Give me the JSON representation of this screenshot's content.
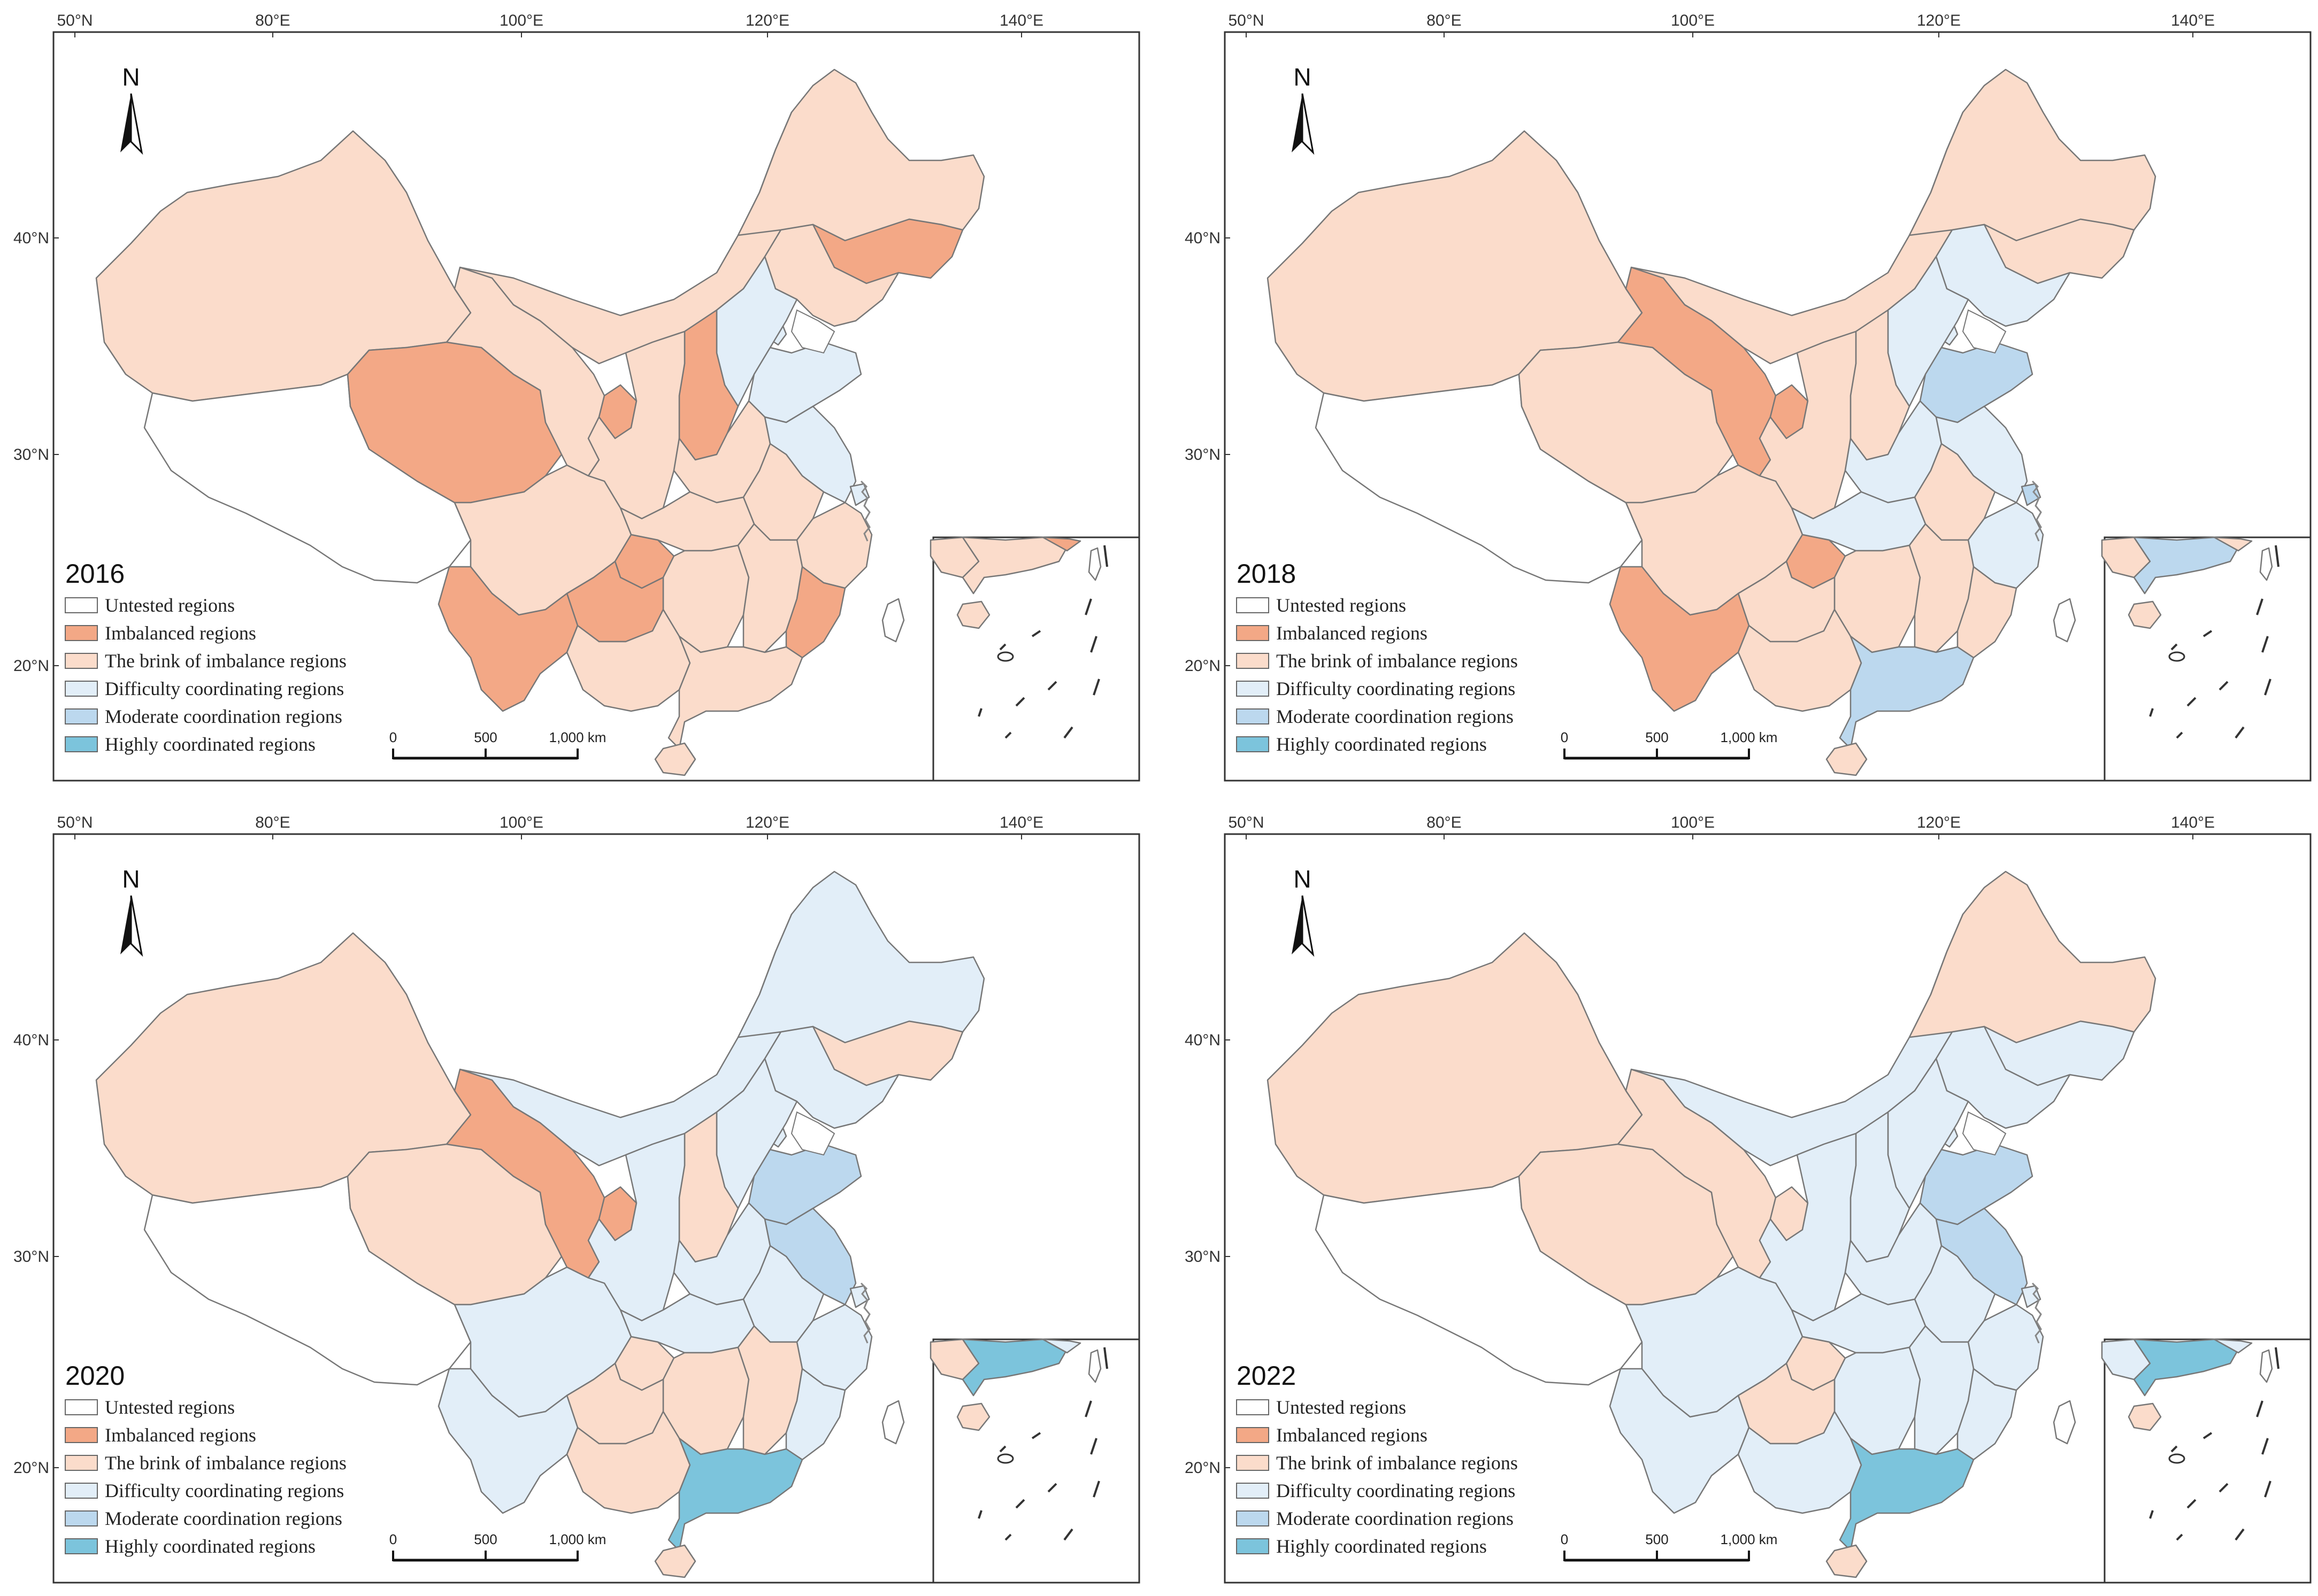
{
  "colors": {
    "untested": "#ffffff",
    "imbalanced": "#f3a886",
    "brink": "#fbdccb",
    "difficulty": "#e2eef8",
    "moderate": "#bcd8ee",
    "highly": "#7cc4dc"
  },
  "legend": [
    {
      "key": "untested",
      "label": "Untested regions"
    },
    {
      "key": "imbalanced",
      "label": "Imbalanced regions"
    },
    {
      "key": "brink",
      "label": "The brink of imbalance regions"
    },
    {
      "key": "difficulty",
      "label": "Difficulty coordinating regions"
    },
    {
      "key": "moderate",
      "label": "Moderate coordination regions"
    },
    {
      "key": "highly",
      "label": "Highly coordinated regions"
    }
  ],
  "lon_labels": [
    "50°N",
    "80°E",
    "100°E",
    "120°E",
    "140°E"
  ],
  "lat_labels": [
    "40°N",
    "30°N",
    "20°N"
  ],
  "north_label": "N",
  "scale_labels": [
    "0",
    "500",
    "1,000 km"
  ],
  "panels": [
    {
      "year": "2016",
      "regions": {
        "xinjiang": "brink",
        "tibet": "untested",
        "qinghai": "imbalanced",
        "gansu": "brink",
        "inner_mongolia": "brink",
        "heilongjiang": "brink",
        "jilin": "imbalanced",
        "liaoning": "brink",
        "beijing": "moderate",
        "tianjin": "difficulty",
        "hebei": "difficulty",
        "shandong": "difficulty",
        "shanxi": "imbalanced",
        "shaanxi": "brink",
        "ningxia": "imbalanced",
        "henan": "brink",
        "jiangsu": "difficulty",
        "anhui": "brink",
        "zhejiang": "brink",
        "shanghai": "difficulty",
        "hubei": "brink",
        "sichuan": "brink",
        "chongqing": "imbalanced",
        "hunan": "brink",
        "jiangxi": "brink",
        "fujian": "imbalanced",
        "guizhou": "imbalanced",
        "yunnan": "imbalanced",
        "guangxi": "brink",
        "guangdong": "brink",
        "hainan": "brink",
        "taiwan": "untested"
      }
    },
    {
      "year": "2018",
      "regions": {
        "xinjiang": "brink",
        "tibet": "untested",
        "qinghai": "brink",
        "gansu": "imbalanced",
        "inner_mongolia": "brink",
        "heilongjiang": "brink",
        "jilin": "brink",
        "liaoning": "difficulty",
        "beijing": "moderate",
        "tianjin": "difficulty",
        "hebei": "difficulty",
        "shandong": "moderate",
        "shanxi": "brink",
        "shaanxi": "brink",
        "ningxia": "imbalanced",
        "henan": "difficulty",
        "jiangsu": "difficulty",
        "anhui": "brink",
        "zhejiang": "difficulty",
        "shanghai": "moderate",
        "hubei": "difficulty",
        "sichuan": "brink",
        "chongqing": "imbalanced",
        "hunan": "brink",
        "jiangxi": "brink",
        "fujian": "brink",
        "guizhou": "brink",
        "yunnan": "imbalanced",
        "guangxi": "brink",
        "guangdong": "moderate",
        "hainan": "brink",
        "taiwan": "untested"
      }
    },
    {
      "year": "2020",
      "regions": {
        "xinjiang": "brink",
        "tibet": "untested",
        "qinghai": "brink",
        "gansu": "imbalanced",
        "inner_mongolia": "difficulty",
        "heilongjiang": "difficulty",
        "jilin": "brink",
        "liaoning": "difficulty",
        "beijing": "moderate",
        "tianjin": "difficulty",
        "hebei": "difficulty",
        "shandong": "moderate",
        "shanxi": "brink",
        "shaanxi": "difficulty",
        "ningxia": "imbalanced",
        "henan": "difficulty",
        "jiangsu": "moderate",
        "anhui": "difficulty",
        "zhejiang": "difficulty",
        "shanghai": "difficulty",
        "hubei": "difficulty",
        "sichuan": "difficulty",
        "chongqing": "brink",
        "hunan": "brink",
        "jiangxi": "brink",
        "fujian": "difficulty",
        "guizhou": "brink",
        "yunnan": "difficulty",
        "guangxi": "brink",
        "guangdong": "highly",
        "hainan": "brink",
        "taiwan": "untested"
      }
    },
    {
      "year": "2022",
      "regions": {
        "xinjiang": "brink",
        "tibet": "untested",
        "qinghai": "brink",
        "gansu": "brink",
        "inner_mongolia": "difficulty",
        "heilongjiang": "brink",
        "jilin": "difficulty",
        "liaoning": "difficulty",
        "beijing": "moderate",
        "tianjin": "difficulty",
        "hebei": "difficulty",
        "shandong": "moderate",
        "shanxi": "difficulty",
        "shaanxi": "difficulty",
        "ningxia": "brink",
        "henan": "difficulty",
        "jiangsu": "moderate",
        "anhui": "difficulty",
        "zhejiang": "difficulty",
        "shanghai": "difficulty",
        "hubei": "difficulty",
        "sichuan": "difficulty",
        "chongqing": "brink",
        "hunan": "difficulty",
        "jiangxi": "difficulty",
        "fujian": "difficulty",
        "guizhou": "brink",
        "yunnan": "difficulty",
        "guangxi": "difficulty",
        "guangdong": "highly",
        "hainan": "brink",
        "taiwan": "untested"
      }
    }
  ]
}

____

From the records above, copy every line that holds the word "jilin".

-- WRITTEN SOLUTION --
        "jilin": "imbalanced",
        "jilin": "brink",
        "jilin": "brink",
        "jilin": "difficulty",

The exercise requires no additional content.